» TASK
Write out each line that follows exactly as it stands, without the pictures.

» INPUT MATERIAL
::::::::::
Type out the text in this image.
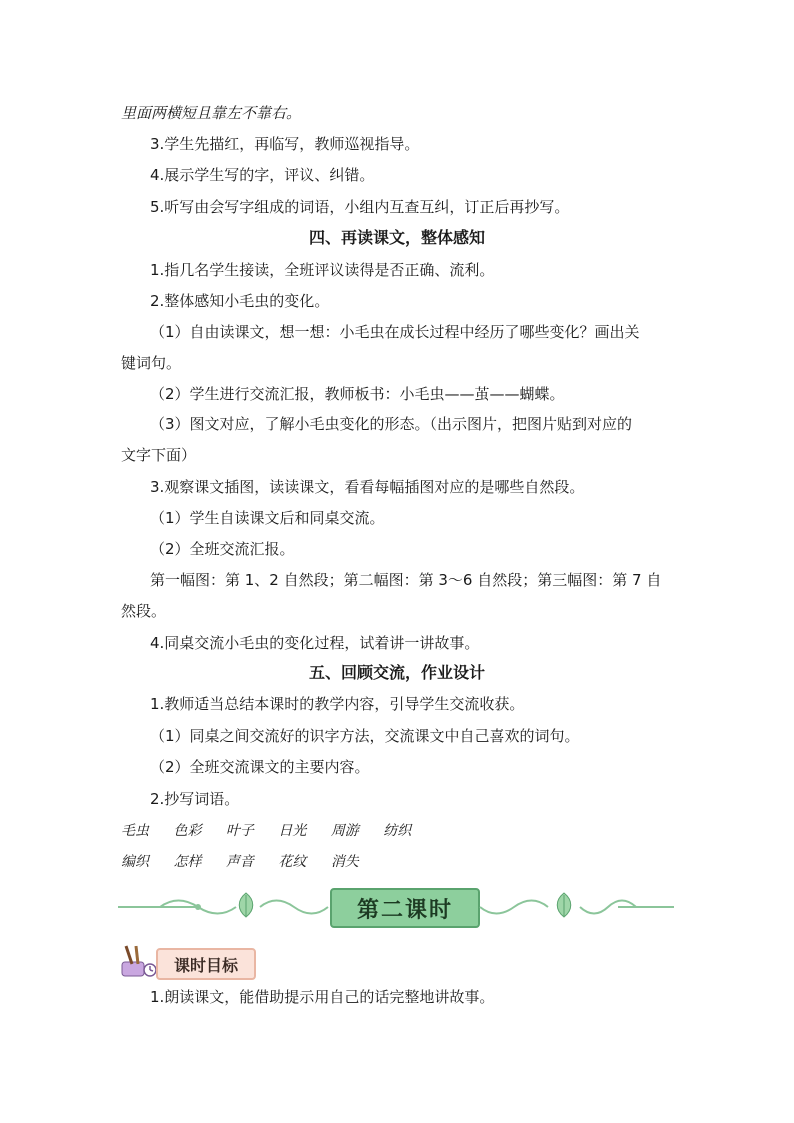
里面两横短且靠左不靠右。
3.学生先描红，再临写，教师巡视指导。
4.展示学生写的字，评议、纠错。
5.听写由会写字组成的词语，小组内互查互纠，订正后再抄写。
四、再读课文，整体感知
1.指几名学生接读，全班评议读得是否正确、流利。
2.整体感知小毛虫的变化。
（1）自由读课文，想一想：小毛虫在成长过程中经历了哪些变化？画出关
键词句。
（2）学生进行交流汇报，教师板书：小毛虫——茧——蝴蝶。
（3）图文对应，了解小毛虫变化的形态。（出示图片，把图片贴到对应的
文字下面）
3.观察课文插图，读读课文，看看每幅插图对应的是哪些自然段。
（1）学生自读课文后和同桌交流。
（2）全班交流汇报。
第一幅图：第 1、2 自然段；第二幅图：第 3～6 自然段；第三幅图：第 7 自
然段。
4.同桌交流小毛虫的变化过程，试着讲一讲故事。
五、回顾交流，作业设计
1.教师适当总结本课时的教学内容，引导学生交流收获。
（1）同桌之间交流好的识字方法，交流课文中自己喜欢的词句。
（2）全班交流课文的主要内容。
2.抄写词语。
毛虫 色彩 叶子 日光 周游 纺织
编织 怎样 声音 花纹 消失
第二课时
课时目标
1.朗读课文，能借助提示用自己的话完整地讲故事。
::::::::::
» EXPECTED OUTPUT
Type out the text in this image.
里面两横短且靠左不靠右。
3.学生先描红，再临写，教师巡视指导。
4.展示学生写的字，评议、纠错。
5.听写由会写字组成的词语，小组内互查互纠，订正后再抄写。
四、再读课文，整体感知
1.指几名学生接读，全班评议读得是否正确、流利。
2.整体感知小毛虫的变化。
（1）自由读课文，想一想：小毛虫在成长过程中经历了哪些变化？画出关
键词句。
（2）学生进行交流汇报，教师板书：小毛虫——茧——蝴蝶。
（3）图文对应，了解小毛虫变化的形态。（出示图片，把图片贴到对应的
文字下面）
3.观察课文插图，读读课文，看看每幅插图对应的是哪些自然段。
（1）学生自读课文后和同桌交流。
（2）全班交流汇报。
第一幅图：第 1、2 自然段；第二幅图：第 3～6 自然段；第三幅图：第 7 自
然段。
4.同桌交流小毛虫的变化过程，试着讲一讲故事。
五、回顾交流，作业设计
1.教师适当总结本课时的教学内容，引导学生交流收获。
（1）同桌之间交流好的识字方法，交流课文中自己喜欢的词句。
（2）全班交流课文的主要内容。
2.抄写词语。
毛虫 色彩 叶子 日光 周游 纺织
编织 怎样 声音 花纹 消失
第二课时
课时目标
1.朗读课文，能借助提示用自己的话完整地讲故事。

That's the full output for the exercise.